Go through the listing below and list every line with "osobností".

* Data listing *
================================

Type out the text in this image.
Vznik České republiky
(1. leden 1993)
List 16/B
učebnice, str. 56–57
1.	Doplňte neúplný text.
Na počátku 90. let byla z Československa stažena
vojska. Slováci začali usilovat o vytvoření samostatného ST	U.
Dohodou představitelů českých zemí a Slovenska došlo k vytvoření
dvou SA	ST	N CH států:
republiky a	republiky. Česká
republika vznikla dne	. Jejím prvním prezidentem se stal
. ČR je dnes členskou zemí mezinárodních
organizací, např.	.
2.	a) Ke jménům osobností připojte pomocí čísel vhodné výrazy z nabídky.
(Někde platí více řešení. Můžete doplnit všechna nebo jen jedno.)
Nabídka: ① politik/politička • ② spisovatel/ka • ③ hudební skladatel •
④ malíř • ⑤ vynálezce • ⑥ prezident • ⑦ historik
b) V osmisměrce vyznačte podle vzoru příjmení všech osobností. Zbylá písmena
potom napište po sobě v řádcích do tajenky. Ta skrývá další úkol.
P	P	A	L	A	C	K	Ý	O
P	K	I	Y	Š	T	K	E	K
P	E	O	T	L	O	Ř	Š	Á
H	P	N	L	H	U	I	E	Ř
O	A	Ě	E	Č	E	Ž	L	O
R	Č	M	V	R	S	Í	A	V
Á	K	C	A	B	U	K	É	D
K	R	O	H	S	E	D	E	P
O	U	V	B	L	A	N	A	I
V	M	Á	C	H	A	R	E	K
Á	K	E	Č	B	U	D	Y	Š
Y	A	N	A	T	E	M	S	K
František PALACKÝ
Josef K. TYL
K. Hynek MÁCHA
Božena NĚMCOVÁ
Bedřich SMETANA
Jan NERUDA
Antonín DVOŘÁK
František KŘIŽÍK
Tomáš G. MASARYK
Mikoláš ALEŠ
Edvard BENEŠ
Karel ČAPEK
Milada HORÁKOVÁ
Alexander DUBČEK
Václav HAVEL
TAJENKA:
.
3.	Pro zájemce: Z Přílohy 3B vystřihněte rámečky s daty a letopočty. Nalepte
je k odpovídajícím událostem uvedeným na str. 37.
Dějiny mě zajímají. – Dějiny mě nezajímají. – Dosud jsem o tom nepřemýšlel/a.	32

================================

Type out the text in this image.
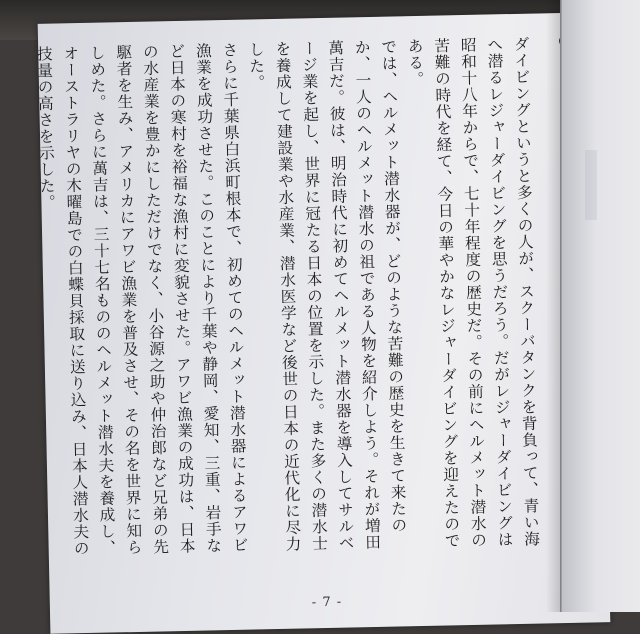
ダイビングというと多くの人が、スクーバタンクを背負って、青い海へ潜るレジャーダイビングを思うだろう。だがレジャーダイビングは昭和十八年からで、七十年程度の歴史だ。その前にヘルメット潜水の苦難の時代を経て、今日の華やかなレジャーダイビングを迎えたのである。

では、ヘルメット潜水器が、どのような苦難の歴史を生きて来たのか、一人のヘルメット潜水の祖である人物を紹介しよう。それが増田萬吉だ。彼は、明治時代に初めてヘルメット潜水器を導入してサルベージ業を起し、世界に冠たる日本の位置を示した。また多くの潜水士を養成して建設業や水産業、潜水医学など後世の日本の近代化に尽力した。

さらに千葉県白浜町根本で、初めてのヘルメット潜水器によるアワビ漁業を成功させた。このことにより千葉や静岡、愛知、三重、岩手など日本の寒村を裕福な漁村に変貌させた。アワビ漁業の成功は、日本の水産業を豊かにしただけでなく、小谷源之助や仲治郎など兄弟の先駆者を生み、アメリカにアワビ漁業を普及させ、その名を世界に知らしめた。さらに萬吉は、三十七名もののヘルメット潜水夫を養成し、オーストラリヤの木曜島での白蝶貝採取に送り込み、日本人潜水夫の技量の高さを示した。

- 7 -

================================

* Solution to the exercise *
2.	a) Ke jménům osobností připojte pomocí čísel vhodné výrazy z nabídky.
b) V osmisměrce vyznačte podle vzoru příjmení všech osobností. Zbylá písmena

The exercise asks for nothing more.